Requirements: Check each line below for the word "header" and give the number of lines that have it, nothing more.

Records:
** Start **
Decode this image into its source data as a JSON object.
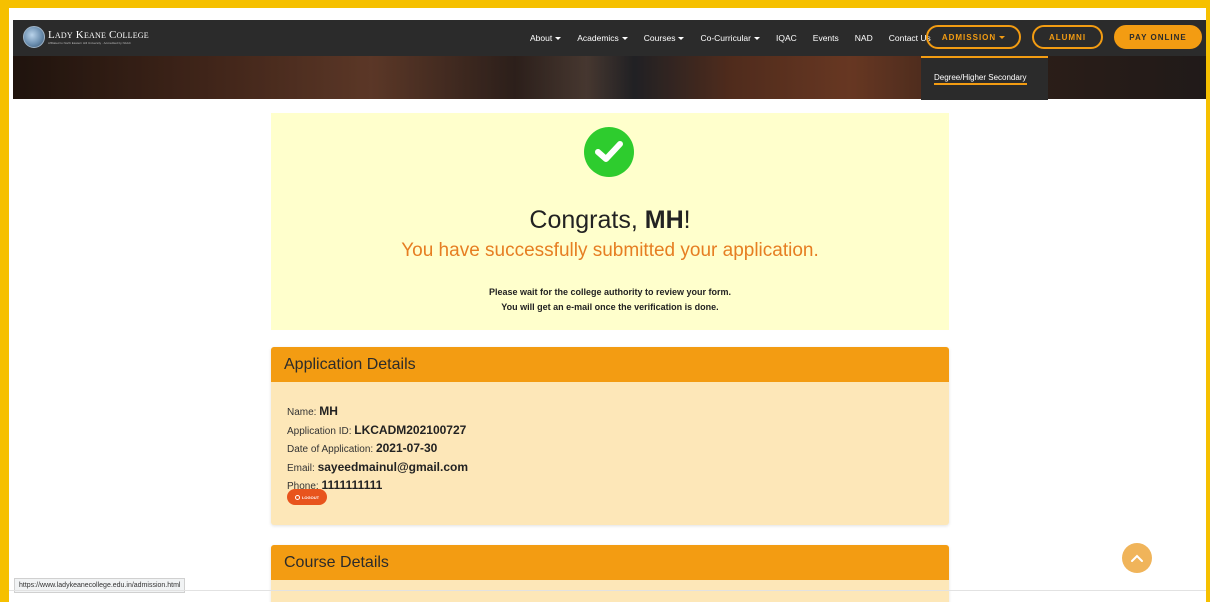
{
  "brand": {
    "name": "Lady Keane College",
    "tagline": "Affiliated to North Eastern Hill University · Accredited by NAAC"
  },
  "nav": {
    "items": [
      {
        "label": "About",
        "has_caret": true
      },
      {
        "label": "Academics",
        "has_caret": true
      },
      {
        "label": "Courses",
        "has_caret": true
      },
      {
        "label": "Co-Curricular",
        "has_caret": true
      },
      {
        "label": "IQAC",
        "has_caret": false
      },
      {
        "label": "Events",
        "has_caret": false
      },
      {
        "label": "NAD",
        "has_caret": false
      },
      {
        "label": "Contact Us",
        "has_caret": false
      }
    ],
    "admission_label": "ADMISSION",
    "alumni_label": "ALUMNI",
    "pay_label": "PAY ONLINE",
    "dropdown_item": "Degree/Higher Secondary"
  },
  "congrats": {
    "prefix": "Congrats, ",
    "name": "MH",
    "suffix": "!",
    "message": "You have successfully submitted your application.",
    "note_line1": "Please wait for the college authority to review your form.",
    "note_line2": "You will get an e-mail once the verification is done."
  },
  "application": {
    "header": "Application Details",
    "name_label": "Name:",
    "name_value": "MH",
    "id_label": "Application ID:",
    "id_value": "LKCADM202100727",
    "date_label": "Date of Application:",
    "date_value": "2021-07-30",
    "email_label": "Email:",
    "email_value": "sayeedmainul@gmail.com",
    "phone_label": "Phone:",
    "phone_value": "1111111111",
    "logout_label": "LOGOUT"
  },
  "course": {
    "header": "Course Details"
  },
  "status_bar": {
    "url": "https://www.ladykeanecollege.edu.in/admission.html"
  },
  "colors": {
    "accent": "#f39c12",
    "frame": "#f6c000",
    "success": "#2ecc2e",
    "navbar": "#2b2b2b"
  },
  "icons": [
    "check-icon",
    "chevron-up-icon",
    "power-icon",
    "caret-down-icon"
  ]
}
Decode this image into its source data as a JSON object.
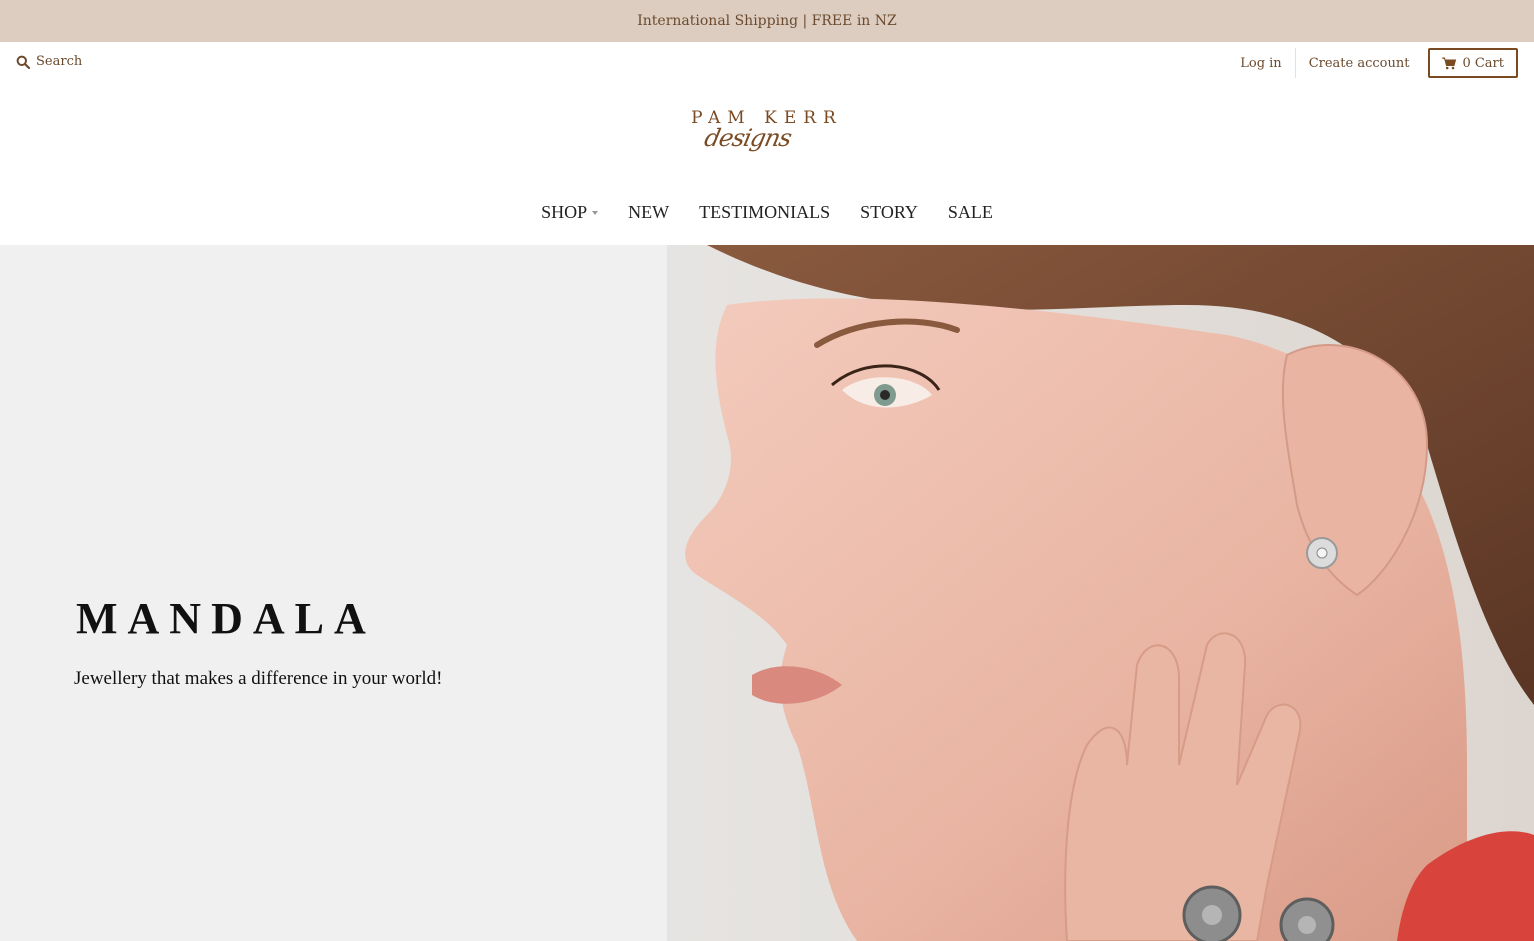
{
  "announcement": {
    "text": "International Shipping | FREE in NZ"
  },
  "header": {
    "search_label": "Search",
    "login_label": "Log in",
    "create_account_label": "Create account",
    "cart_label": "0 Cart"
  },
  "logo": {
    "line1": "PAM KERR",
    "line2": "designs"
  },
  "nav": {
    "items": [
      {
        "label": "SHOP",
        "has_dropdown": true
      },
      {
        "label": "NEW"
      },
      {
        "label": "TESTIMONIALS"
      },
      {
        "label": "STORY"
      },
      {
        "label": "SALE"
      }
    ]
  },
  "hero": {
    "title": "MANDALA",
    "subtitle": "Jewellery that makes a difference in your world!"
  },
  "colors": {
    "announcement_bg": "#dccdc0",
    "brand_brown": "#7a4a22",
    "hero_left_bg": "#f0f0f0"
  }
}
** End **
Answer for this exercise: 3